— begin PROVIDED RECORDS —
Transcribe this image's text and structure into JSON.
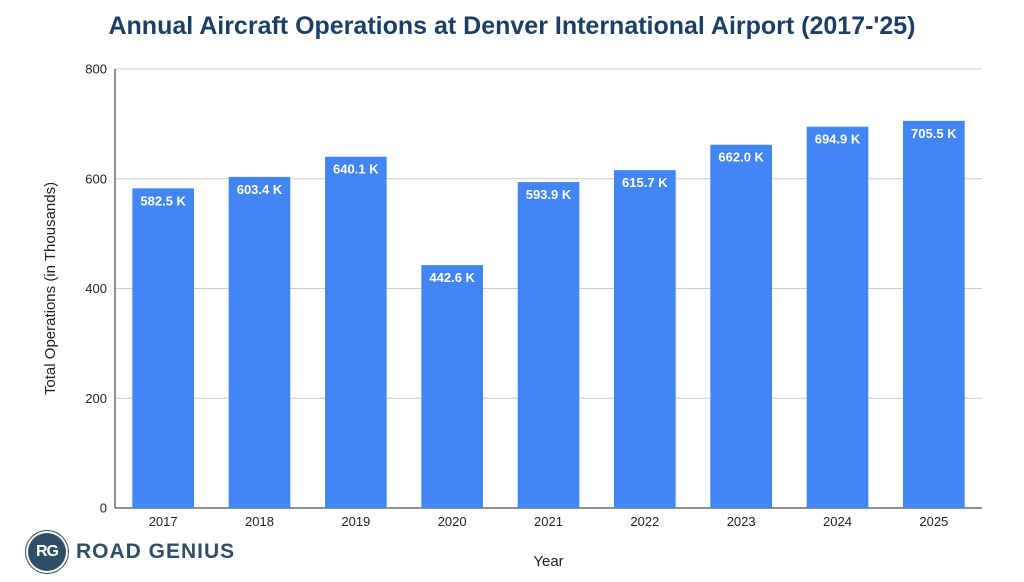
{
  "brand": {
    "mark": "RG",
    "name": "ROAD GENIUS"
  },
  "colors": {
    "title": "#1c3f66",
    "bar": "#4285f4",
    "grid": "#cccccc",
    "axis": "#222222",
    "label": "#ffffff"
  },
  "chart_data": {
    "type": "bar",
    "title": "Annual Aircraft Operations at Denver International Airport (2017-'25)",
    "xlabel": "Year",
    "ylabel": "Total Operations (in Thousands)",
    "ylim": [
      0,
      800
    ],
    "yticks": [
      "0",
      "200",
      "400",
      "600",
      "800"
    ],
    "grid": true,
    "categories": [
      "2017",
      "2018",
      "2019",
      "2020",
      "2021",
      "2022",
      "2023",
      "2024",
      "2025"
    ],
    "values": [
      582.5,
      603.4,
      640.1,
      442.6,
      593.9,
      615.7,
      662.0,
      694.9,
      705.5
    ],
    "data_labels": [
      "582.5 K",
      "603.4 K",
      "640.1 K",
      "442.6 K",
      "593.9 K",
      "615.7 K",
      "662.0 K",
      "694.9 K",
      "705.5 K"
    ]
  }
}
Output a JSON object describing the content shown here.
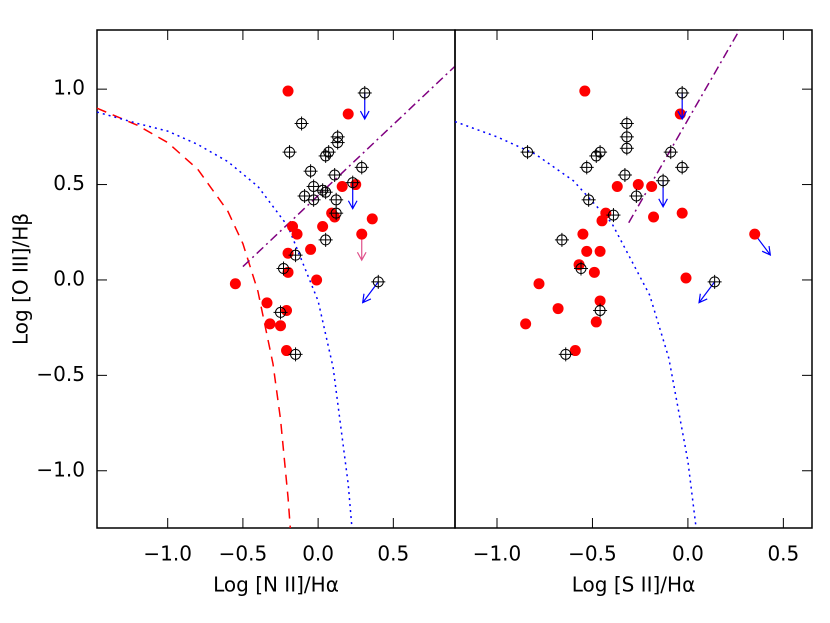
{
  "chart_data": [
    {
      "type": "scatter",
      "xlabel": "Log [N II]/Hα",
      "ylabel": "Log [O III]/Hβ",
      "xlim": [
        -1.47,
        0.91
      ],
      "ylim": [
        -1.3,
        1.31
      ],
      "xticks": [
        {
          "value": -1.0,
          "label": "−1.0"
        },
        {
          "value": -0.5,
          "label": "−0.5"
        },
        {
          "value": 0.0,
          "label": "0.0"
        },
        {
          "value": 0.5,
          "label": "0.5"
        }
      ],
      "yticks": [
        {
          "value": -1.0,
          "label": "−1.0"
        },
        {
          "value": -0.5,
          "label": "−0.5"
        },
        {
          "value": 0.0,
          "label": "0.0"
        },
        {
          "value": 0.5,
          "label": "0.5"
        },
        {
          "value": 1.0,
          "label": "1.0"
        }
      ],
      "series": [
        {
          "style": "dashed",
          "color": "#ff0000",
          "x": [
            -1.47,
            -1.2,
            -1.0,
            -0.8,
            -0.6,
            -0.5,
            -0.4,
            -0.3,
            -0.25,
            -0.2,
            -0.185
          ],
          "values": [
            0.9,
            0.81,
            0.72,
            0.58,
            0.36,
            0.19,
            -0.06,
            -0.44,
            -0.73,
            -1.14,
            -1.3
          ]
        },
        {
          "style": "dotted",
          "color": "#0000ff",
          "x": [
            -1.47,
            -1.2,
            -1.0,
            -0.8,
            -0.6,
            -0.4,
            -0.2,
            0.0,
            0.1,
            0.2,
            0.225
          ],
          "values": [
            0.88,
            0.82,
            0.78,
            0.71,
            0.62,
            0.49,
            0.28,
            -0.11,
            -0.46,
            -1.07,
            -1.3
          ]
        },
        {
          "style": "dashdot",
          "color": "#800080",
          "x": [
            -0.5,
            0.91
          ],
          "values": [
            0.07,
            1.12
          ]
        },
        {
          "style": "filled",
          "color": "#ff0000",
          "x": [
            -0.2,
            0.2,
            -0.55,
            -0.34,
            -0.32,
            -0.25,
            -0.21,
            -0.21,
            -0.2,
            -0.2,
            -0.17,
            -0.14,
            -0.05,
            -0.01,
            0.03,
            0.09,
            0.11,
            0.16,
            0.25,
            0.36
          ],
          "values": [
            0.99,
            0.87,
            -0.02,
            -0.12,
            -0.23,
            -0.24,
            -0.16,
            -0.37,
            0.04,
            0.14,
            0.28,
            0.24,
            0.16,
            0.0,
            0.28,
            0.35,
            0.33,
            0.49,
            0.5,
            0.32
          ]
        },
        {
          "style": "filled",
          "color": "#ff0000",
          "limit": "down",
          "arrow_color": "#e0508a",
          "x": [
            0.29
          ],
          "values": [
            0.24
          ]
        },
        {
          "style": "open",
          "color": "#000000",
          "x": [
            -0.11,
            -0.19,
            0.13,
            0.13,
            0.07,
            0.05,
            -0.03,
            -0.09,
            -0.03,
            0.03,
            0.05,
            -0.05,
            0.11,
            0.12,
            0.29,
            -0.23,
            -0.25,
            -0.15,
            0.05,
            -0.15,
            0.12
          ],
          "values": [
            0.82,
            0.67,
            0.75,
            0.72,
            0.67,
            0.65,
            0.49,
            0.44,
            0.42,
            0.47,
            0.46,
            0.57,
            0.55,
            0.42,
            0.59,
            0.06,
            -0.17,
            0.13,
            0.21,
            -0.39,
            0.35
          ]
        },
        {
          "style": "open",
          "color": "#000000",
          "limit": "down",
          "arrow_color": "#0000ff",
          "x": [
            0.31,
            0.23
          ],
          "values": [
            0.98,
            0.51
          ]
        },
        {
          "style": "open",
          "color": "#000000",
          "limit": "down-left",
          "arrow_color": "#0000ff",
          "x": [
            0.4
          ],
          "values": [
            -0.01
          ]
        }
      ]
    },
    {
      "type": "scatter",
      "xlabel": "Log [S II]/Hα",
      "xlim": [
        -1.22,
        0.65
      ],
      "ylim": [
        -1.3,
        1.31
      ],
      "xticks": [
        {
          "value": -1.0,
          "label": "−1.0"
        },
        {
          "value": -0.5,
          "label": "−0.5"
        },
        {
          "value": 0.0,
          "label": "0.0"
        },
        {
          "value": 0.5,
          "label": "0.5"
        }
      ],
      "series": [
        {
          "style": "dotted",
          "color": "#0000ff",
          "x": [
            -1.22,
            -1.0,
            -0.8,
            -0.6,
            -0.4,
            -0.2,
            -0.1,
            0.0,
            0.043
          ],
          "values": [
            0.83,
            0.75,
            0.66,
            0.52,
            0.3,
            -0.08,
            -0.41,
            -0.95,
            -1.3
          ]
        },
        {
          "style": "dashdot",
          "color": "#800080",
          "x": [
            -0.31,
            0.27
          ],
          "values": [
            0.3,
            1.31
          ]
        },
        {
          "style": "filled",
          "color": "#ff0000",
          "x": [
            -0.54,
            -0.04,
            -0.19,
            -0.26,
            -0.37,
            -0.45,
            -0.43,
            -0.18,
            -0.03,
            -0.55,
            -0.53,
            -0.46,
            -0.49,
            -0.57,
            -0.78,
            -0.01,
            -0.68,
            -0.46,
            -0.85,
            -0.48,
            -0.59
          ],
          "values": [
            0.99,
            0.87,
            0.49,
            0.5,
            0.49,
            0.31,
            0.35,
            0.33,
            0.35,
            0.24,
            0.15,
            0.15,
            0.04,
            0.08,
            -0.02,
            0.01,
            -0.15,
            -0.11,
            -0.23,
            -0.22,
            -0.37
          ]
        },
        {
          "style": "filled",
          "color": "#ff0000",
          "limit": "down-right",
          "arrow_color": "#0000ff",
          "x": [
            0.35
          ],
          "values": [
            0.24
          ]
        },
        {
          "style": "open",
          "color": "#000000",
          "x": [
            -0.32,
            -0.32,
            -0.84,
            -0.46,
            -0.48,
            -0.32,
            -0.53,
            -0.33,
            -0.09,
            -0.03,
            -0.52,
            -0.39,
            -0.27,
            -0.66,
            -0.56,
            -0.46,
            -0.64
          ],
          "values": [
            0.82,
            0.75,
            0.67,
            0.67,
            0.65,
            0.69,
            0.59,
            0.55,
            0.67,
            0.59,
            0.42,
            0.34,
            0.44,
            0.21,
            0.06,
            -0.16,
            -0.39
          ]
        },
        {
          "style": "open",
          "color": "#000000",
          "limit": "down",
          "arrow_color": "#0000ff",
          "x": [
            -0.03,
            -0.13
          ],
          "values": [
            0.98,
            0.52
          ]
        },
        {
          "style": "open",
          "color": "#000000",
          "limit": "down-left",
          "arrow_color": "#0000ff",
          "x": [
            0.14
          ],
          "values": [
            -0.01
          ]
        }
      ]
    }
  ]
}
— end PROVIDED RECORDS —
▸ STATED PROBLEM
Go through the records line by line and count those containing the string "ylabel". Give only the total.

▸ COMPLETE RESPONSE
2